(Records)
━━━━━━━━

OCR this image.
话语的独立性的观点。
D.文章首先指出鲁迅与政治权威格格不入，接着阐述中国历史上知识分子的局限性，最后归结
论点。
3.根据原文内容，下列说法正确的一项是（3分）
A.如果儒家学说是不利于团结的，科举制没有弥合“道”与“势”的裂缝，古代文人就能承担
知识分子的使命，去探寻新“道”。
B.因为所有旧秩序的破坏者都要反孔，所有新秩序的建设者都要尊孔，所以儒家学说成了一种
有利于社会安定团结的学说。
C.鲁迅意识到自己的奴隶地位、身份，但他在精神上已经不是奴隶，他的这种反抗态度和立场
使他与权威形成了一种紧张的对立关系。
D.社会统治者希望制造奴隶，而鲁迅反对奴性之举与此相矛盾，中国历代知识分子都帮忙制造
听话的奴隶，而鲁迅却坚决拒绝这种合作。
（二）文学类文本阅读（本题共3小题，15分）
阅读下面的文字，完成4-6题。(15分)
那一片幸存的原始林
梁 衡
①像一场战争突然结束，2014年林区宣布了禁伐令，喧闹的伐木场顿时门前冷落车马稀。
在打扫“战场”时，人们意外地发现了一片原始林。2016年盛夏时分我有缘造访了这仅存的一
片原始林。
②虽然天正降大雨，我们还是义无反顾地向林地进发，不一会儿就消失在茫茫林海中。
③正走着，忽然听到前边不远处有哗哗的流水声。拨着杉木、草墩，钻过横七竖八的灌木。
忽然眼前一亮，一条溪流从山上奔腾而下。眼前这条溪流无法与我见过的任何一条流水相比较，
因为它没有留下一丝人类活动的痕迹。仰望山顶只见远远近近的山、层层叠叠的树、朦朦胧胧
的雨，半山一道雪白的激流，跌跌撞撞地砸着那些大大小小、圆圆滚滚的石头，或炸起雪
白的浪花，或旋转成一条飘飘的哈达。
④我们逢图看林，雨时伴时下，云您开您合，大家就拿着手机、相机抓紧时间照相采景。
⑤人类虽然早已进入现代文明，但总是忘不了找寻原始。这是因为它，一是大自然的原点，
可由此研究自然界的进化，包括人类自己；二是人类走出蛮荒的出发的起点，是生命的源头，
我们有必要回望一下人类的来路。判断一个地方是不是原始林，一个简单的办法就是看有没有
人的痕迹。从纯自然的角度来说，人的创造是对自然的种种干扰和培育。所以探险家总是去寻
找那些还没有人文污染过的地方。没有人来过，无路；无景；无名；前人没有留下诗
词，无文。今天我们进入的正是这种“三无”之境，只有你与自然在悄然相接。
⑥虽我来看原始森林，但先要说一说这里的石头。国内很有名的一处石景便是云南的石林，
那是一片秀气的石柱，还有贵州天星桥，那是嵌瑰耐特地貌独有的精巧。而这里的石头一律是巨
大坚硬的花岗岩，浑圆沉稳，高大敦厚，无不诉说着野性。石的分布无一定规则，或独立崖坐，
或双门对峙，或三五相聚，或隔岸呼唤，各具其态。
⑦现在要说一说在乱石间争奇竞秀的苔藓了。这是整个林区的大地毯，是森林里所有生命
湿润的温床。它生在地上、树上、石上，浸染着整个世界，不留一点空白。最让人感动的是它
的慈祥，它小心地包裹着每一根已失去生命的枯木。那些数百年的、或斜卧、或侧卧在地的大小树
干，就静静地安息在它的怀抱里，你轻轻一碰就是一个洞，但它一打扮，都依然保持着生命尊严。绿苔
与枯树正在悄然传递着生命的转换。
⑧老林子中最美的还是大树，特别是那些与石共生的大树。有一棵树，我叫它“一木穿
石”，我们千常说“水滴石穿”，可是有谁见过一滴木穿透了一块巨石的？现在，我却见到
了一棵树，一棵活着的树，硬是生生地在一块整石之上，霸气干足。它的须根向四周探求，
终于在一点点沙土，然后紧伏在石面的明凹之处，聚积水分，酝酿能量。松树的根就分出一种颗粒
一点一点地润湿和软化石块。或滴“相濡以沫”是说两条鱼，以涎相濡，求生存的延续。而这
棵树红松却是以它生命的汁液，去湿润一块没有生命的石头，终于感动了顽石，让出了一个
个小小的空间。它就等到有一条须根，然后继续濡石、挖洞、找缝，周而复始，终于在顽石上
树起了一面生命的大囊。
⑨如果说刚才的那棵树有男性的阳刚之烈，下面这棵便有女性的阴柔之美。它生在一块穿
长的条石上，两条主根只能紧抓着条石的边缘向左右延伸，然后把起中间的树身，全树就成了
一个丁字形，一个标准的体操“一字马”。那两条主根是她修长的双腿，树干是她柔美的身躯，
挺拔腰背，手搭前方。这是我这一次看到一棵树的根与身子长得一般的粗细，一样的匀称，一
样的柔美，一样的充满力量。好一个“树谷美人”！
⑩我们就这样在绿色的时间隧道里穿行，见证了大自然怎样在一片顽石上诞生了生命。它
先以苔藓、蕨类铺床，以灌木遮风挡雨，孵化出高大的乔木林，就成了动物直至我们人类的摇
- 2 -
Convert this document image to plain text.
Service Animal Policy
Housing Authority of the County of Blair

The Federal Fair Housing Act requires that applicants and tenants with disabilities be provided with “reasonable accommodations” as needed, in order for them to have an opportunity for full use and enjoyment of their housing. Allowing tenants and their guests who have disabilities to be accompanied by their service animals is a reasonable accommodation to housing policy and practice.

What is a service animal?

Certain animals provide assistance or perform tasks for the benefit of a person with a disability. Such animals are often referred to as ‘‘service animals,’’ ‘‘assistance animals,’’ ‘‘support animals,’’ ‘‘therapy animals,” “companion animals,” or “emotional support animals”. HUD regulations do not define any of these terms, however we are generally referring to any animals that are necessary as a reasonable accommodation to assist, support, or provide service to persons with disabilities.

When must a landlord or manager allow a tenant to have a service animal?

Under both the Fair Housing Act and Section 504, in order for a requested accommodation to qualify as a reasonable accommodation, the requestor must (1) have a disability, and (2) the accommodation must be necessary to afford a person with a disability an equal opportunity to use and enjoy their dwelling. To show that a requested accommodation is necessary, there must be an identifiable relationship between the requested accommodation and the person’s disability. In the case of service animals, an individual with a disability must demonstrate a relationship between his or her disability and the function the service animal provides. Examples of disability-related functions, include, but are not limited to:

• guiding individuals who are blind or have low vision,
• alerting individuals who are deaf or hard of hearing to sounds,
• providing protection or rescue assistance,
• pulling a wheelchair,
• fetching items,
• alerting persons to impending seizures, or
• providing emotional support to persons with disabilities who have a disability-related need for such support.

━━━━━━━━

YOUR INSTRUCTIONS
Extract all lines from the material above that include the word "related".

SOLUTION FOR THIS PROBLEM
Under both the Fair Housing Act and Section 504, in order for a requested accommodation to qualify as a reasonable accommodation, the requestor must (1) have a disability, and (2) the accommodation must be necessary to afford a person with a disability an equal opportunity to use and enjoy their dwelling. To show that a requested accommodation is necessary, there must be an identifiable relationship between the requested accommodation and the person’s disability. In the case of service animals, an individual with a disability must demonstrate a relationship between his or her disability and the function the service animal provides. Examples of disability-related functions, include, but are not limited to:
• providing emotional support to persons with disabilities who have a disability-related need for such support.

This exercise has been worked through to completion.